[Registros del conjunto de datos]

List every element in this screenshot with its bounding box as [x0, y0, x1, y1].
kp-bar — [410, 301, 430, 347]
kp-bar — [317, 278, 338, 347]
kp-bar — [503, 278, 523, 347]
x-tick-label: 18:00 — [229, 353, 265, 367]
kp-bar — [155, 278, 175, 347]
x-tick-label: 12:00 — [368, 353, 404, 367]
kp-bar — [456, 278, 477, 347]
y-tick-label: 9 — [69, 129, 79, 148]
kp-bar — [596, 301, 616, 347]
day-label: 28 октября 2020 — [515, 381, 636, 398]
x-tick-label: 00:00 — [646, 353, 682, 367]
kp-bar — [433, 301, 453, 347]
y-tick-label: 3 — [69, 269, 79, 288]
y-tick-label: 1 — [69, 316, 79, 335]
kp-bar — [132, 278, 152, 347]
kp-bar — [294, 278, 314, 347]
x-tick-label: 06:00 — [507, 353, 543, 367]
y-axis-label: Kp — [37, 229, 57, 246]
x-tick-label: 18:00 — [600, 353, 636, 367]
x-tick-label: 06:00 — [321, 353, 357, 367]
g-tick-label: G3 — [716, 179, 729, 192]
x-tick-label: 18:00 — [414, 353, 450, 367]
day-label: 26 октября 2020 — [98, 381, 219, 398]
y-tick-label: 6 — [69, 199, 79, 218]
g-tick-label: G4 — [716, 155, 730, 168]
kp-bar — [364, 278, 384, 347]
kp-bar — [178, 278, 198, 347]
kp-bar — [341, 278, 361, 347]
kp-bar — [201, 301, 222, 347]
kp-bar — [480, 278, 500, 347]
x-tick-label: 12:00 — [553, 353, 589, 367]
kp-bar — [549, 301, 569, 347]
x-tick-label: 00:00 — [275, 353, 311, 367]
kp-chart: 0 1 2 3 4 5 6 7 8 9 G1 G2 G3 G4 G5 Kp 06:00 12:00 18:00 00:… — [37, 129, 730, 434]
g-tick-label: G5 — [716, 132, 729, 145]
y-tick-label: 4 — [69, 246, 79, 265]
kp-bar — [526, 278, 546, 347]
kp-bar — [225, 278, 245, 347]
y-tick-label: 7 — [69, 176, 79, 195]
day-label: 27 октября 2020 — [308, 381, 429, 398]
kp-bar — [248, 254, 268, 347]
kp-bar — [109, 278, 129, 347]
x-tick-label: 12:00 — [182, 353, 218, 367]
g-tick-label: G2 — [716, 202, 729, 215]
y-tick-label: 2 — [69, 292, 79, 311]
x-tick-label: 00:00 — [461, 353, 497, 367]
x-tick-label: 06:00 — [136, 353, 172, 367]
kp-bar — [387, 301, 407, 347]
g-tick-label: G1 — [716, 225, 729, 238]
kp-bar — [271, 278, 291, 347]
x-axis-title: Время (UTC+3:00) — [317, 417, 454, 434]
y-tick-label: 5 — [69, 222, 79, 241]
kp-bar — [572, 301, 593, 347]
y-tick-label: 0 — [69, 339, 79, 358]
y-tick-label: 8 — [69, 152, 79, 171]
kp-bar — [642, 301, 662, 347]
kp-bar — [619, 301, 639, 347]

- [Ejercicio]
Cita sin ningún cambio cada una de las líneas de los datos de arriba.

- [Respuesta]
List every element in this screenshot with its bounding box as [x0, y0, x1, y1].
kp-bar — [410, 301, 430, 347]
kp-bar — [317, 278, 338, 347]
kp-bar — [503, 278, 523, 347]
x-tick-label: 18:00 — [229, 353, 265, 367]
kp-bar — [155, 278, 175, 347]
x-tick-label: 12:00 — [368, 353, 404, 367]
kp-bar — [456, 278, 477, 347]
y-tick-label: 9 — [69, 129, 79, 148]
kp-bar — [596, 301, 616, 347]
day-label: 28 октября 2020 — [515, 381, 636, 398]
x-tick-label: 00:00 — [646, 353, 682, 367]
kp-bar — [433, 301, 453, 347]
y-tick-label: 3 — [69, 269, 79, 288]
y-tick-label: 1 — [69, 316, 79, 335]
kp-bar — [132, 278, 152, 347]
kp-bar — [294, 278, 314, 347]
x-tick-label: 06:00 — [507, 353, 543, 367]
y-axis-label: Kp — [37, 229, 57, 246]
x-tick-label: 18:00 — [600, 353, 636, 367]
x-tick-label: 06:00 — [321, 353, 357, 367]
g-tick-label: G3 — [716, 179, 729, 192]
x-tick-label: 18:00 — [414, 353, 450, 367]
day-label: 26 октября 2020 — [98, 381, 219, 398]
y-tick-label: 6 — [69, 199, 79, 218]
g-tick-label: G4 — [716, 155, 730, 168]
kp-bar — [364, 278, 384, 347]
kp-bar — [178, 278, 198, 347]
kp-bar — [341, 278, 361, 347]
kp-bar — [201, 301, 222, 347]
kp-bar — [480, 278, 500, 347]
x-tick-label: 12:00 — [553, 353, 589, 367]
kp-bar — [549, 301, 569, 347]
x-tick-label: 00:00 — [275, 353, 311, 367]
kp-chart: 0 1 2 3 4 5 6 7 8 9 G1 G2 G3 G4 G5 Kp 06:00 12:00 18:00 00:… — [37, 129, 730, 434]
g-tick-label: G5 — [716, 132, 729, 145]
y-tick-label: 4 — [69, 246, 79, 265]
kp-bar — [526, 278, 546, 347]
kp-bar — [225, 278, 245, 347]
y-tick-label: 7 — [69, 176, 79, 195]
day-label: 27 октября 2020 — [308, 381, 429, 398]
kp-bar — [248, 254, 268, 347]
kp-bar — [109, 278, 129, 347]
x-tick-label: 12:00 — [182, 353, 218, 367]
g-tick-label: G2 — [716, 202, 729, 215]
y-tick-label: 2 — [69, 292, 79, 311]
x-tick-label: 00:00 — [461, 353, 497, 367]
x-tick-label: 06:00 — [136, 353, 172, 367]
kp-bar — [387, 301, 407, 347]
g-tick-label: G1 — [716, 225, 729, 238]
kp-bar — [271, 278, 291, 347]
x-axis-title: Время (UTC+3:00) — [317, 417, 454, 434]
y-tick-label: 5 — [69, 222, 79, 241]
kp-bar — [572, 301, 593, 347]
y-tick-label: 0 — [69, 339, 79, 358]
y-tick-label: 8 — [69, 152, 79, 171]
kp-bar — [642, 301, 662, 347]
kp-bar — [619, 301, 639, 347]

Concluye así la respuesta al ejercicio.